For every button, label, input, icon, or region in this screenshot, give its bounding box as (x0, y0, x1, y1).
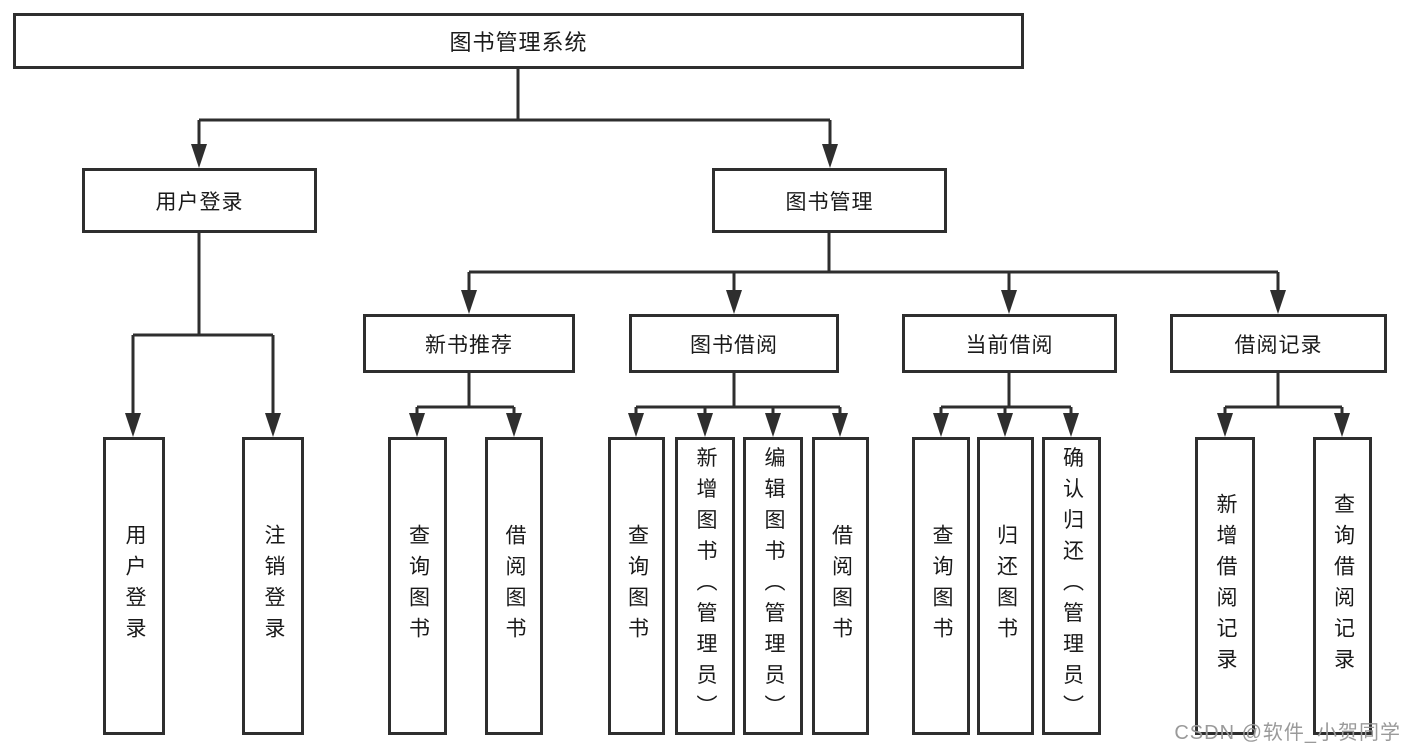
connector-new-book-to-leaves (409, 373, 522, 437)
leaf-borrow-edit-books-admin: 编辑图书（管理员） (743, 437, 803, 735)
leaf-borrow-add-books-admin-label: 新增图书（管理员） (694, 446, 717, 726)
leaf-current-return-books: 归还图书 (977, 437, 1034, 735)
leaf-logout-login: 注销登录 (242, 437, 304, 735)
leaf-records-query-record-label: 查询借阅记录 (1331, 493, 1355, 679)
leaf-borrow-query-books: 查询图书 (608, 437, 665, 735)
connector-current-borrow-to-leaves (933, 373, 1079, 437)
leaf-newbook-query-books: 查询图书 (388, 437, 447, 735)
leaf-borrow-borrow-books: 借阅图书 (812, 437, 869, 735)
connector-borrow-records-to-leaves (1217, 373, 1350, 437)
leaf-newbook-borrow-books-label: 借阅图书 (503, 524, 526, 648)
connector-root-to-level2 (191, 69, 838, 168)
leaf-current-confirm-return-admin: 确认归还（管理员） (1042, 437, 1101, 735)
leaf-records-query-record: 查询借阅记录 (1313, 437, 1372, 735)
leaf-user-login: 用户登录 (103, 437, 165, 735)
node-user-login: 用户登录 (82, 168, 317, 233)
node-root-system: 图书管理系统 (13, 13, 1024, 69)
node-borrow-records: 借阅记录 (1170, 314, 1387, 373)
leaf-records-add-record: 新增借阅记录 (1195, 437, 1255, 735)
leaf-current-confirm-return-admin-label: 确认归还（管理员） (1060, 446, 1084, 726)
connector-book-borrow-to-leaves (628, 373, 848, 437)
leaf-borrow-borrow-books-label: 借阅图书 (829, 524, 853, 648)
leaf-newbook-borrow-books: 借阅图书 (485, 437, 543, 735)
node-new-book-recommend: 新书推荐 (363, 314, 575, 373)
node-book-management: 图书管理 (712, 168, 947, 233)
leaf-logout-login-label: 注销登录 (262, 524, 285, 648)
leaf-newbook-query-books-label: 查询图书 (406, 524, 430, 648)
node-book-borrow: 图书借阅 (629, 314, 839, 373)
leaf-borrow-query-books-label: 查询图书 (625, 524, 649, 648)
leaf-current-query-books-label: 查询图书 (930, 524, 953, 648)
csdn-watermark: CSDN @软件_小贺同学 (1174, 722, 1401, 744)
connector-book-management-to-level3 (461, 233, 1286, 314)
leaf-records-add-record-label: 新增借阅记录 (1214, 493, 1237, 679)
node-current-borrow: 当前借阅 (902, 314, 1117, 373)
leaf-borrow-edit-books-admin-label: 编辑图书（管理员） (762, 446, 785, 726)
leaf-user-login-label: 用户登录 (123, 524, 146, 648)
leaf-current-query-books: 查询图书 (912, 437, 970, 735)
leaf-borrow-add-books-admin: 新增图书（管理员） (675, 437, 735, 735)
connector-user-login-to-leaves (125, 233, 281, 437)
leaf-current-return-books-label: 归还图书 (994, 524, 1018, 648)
□ □ □ □ □ □ □
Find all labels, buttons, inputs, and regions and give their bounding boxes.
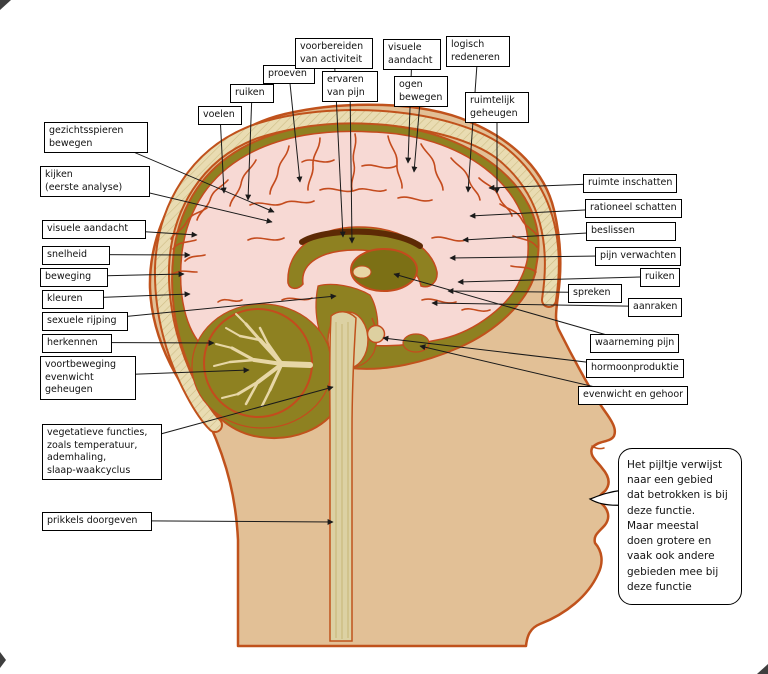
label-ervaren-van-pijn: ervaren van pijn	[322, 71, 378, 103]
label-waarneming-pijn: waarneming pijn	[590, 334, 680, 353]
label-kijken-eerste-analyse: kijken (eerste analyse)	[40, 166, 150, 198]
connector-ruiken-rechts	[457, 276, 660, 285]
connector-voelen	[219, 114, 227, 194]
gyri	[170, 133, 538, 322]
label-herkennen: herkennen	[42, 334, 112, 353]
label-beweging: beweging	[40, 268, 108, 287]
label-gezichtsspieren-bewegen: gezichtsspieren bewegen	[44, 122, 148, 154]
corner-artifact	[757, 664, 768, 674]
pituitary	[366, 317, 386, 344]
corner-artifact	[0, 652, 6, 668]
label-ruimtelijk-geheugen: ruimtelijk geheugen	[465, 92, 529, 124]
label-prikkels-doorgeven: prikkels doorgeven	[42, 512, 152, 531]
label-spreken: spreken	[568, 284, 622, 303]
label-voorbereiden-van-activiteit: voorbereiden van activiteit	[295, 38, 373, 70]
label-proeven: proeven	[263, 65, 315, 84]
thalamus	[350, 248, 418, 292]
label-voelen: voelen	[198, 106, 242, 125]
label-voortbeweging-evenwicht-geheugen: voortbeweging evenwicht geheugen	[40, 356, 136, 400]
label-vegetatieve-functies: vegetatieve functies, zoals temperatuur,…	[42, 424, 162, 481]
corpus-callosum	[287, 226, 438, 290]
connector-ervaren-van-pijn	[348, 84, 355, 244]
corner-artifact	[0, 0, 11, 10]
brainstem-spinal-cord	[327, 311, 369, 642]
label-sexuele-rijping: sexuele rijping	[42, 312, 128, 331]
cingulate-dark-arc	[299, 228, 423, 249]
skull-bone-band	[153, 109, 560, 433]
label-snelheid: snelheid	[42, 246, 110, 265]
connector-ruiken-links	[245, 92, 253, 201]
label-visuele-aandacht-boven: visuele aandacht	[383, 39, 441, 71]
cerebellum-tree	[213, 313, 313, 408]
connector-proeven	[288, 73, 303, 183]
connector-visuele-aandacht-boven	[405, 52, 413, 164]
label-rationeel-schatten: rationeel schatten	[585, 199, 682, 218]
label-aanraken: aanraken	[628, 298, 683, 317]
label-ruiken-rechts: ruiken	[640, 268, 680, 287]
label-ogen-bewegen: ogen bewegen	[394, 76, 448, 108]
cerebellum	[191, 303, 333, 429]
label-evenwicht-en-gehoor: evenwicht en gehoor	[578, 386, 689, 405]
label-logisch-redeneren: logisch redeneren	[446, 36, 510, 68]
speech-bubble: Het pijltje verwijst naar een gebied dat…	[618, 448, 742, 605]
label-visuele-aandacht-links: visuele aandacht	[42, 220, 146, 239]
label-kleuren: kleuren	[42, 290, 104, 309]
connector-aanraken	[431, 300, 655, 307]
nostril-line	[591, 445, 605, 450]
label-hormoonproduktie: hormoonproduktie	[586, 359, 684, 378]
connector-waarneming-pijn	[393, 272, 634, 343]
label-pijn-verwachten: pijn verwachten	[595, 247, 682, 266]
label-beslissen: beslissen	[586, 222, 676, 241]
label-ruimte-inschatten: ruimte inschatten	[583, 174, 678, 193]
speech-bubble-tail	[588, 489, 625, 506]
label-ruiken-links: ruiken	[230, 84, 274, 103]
□ □ □ □ □ □ □
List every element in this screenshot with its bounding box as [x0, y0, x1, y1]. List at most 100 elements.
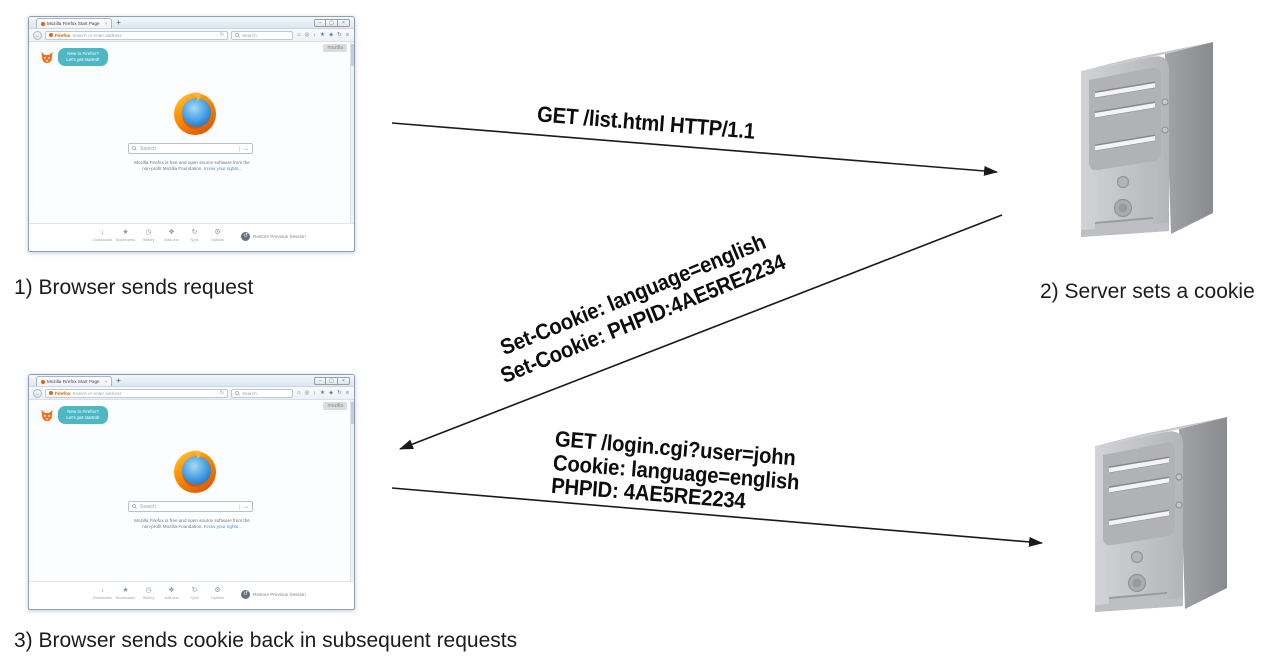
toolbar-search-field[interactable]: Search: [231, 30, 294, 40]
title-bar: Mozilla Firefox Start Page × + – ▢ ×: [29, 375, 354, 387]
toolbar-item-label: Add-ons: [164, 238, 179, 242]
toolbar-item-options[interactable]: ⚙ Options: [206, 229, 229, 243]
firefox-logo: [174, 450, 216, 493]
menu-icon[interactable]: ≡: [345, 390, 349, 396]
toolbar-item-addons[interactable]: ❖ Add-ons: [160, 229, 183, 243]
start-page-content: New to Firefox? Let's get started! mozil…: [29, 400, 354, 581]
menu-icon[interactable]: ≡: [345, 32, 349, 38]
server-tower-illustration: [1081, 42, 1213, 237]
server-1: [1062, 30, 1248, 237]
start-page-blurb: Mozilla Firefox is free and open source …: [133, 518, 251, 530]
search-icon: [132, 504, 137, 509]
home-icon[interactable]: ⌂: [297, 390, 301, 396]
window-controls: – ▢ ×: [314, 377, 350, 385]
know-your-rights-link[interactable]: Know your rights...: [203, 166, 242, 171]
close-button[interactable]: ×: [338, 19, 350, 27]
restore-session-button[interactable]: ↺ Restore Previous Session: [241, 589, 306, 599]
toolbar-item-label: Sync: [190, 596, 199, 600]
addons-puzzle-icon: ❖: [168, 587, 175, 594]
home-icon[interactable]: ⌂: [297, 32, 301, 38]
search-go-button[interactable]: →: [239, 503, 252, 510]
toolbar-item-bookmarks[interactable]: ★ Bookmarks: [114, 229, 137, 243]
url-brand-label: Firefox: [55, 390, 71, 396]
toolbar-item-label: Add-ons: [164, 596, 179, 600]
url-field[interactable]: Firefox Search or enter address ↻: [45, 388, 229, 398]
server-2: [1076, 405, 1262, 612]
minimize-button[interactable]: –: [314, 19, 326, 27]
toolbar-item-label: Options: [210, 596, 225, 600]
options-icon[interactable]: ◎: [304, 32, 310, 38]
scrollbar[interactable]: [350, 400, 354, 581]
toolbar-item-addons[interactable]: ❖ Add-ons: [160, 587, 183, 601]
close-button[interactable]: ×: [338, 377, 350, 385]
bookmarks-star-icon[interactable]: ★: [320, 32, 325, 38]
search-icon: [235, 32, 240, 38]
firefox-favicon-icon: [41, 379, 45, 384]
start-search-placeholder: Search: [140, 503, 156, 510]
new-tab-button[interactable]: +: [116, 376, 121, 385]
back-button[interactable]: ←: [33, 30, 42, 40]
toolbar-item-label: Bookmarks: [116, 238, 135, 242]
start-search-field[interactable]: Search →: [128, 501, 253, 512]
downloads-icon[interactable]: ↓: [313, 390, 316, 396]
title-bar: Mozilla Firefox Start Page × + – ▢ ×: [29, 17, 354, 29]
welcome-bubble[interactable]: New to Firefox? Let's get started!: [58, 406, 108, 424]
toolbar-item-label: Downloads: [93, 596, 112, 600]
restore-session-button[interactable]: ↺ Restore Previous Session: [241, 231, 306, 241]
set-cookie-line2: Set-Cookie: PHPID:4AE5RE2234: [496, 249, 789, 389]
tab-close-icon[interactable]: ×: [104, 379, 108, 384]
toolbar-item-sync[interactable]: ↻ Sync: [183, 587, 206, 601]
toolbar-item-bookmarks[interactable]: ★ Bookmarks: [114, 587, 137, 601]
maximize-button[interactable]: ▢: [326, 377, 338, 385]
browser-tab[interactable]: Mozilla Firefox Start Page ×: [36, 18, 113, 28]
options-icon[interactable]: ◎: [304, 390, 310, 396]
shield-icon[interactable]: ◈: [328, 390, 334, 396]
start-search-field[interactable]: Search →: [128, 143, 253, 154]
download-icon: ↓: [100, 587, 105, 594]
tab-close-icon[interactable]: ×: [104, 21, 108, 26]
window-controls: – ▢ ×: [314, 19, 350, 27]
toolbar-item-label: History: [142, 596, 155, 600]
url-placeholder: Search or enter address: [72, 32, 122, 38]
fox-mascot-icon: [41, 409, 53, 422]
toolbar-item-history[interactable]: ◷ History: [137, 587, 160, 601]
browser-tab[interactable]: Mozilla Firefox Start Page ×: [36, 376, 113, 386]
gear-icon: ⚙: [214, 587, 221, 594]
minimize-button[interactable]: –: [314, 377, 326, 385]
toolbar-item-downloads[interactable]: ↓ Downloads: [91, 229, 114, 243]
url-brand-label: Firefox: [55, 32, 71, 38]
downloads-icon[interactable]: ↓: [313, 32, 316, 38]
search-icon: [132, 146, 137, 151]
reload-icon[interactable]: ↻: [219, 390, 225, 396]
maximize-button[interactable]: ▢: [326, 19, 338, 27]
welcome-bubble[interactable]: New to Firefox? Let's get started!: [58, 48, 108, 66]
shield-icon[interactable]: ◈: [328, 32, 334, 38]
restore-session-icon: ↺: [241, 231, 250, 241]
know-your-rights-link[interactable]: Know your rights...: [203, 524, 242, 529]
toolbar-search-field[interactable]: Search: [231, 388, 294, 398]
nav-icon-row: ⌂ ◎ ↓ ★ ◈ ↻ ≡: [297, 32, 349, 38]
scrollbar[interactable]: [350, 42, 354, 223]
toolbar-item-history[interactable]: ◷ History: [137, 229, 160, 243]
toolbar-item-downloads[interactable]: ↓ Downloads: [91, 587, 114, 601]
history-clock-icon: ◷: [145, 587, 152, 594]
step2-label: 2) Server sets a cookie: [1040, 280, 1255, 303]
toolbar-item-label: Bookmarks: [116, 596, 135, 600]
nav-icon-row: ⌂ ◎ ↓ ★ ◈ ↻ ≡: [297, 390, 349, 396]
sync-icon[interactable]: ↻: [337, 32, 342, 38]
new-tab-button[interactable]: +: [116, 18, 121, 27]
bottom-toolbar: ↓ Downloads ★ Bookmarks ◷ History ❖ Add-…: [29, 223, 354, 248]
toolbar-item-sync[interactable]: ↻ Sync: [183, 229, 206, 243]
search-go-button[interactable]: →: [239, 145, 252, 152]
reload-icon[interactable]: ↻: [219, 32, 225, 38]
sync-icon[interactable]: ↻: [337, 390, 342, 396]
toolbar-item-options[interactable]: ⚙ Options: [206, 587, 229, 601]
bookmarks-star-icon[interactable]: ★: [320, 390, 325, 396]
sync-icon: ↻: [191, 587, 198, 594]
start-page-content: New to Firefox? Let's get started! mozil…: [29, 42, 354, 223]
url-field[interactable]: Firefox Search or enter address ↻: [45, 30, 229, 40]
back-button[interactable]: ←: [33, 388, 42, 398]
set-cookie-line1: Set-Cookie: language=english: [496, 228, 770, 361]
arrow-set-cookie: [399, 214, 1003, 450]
□ □ □ □ □ □ □
**Your objective:**
Rewrite the listing lines between the one holding "toolbar-search-field[interactable]: Search: [231, 30, 294, 40]" and the one holding "search-icon: [132, 504, 137, 509]", inclusive, putting "Extensions" in place of each "Add-ons" and leaving everything else the same.

**Result below:**
toolbar-search-field[interactable]: Search: [231, 30, 294, 40]
title-bar: Mozilla Firefox Start Page × + – ▢ ×: [29, 375, 354, 387]
toolbar-item-label: Extensions: [164, 238, 179, 242]
toolbar-item-options[interactable]: ⚙ Options: [206, 229, 229, 243]
firefox-logo: [174, 450, 216, 493]
menu-icon[interactable]: ≡: [345, 390, 349, 396]
toolbar-item-addons[interactable]: ❖ Extensions: [160, 229, 183, 243]
start-page-content: New to Firefox? Let's get started! mozil…: [29, 400, 354, 581]
menu-icon[interactable]: ≡: [345, 32, 349, 38]
server-tower-illustration: [1081, 42, 1213, 237]
server-1: [1062, 30, 1248, 237]
start-page-blurb: Mozilla Firefox is free and open source …: [133, 518, 251, 530]
search-icon: [132, 504, 137, 509]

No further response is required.